**RECORDS SHOWN**
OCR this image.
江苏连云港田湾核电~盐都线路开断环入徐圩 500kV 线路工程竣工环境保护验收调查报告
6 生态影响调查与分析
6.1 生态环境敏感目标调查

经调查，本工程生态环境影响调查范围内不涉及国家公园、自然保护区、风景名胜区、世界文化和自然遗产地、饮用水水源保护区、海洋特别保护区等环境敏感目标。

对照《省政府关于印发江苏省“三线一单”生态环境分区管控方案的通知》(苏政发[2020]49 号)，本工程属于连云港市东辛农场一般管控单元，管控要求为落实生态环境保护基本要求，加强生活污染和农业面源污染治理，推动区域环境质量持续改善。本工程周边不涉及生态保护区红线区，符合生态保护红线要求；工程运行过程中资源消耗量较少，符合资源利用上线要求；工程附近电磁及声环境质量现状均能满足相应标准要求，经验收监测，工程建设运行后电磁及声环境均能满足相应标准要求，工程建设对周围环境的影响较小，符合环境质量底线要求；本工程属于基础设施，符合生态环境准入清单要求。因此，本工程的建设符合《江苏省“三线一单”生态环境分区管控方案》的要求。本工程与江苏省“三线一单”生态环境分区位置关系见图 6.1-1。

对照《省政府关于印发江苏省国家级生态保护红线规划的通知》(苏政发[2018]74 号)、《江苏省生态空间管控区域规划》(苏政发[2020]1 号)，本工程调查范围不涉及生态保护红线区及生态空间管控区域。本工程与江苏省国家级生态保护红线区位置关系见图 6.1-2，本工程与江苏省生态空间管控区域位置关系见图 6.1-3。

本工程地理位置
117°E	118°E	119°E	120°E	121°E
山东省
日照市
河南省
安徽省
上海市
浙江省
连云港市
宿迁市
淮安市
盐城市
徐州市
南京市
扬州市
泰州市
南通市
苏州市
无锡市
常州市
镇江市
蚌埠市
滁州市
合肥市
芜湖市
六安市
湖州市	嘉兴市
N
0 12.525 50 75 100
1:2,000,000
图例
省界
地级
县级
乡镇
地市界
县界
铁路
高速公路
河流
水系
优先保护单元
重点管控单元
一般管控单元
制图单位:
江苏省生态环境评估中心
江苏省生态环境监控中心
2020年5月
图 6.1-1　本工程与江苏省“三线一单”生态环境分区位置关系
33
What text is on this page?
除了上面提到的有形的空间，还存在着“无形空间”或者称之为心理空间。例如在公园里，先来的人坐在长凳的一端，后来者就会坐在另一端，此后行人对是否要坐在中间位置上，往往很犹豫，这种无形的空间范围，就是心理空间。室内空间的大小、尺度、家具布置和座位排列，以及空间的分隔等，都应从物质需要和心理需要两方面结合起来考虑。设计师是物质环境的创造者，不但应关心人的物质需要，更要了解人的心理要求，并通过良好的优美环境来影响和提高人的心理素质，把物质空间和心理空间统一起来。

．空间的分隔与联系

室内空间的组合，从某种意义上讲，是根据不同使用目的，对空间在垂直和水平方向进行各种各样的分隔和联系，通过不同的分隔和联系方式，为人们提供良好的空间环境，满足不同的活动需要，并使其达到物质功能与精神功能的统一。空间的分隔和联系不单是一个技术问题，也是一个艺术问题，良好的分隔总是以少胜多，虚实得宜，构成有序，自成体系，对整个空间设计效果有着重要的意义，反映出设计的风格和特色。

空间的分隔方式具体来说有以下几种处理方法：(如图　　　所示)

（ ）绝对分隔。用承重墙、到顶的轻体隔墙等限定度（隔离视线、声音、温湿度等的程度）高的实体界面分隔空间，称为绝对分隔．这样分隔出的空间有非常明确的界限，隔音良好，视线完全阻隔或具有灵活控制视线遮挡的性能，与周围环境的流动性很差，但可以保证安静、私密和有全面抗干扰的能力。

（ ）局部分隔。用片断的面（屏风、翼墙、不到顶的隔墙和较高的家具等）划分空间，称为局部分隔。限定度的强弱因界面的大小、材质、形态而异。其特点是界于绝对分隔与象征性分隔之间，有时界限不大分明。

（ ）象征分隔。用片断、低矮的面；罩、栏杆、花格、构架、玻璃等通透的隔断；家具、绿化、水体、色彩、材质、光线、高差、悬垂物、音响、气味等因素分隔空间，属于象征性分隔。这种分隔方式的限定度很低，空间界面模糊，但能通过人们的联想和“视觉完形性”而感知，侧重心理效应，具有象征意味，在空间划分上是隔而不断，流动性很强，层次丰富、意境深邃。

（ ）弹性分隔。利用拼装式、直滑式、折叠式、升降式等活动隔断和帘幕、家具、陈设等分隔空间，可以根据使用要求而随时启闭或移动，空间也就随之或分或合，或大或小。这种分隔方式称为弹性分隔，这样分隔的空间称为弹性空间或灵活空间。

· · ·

**WHAT YOU NEED TO DO**
Using the entries above, return each line that includes the word "三线一单".

**RESULT**
对照《省政府关于印发江苏省“三线一单”生态环境分区管控方案的通知》(苏政发[2020]49 号)，本工程属于连云港市东辛农场一般管控单元，管控要求为落实生态环境保护基本要求，加强生活污染和农业面源污染治理，推动区域环境质量持续改善。本工程周边不涉及生态保护区红线区，符合生态保护红线要求；工程运行过程中资源消耗量较少，符合资源利用上线要求；工程附近电磁及声环境质量现状均能满足相应标准要求，经验收监测，工程建设运行后电磁及声环境均能满足相应标准要求，工程建设对周围环境的影响较小，符合环境质量底线要求；本工程属于基础设施，符合生态环境准入清单要求。因此，本工程的建设符合《江苏省“三线一单”生态环境分区管控方案》的要求。本工程与江苏省“三线一单”生态环境分区位置关系见图 6.1-1。
图 6.1-1　本工程与江苏省“三线一单”生态环境分区位置关系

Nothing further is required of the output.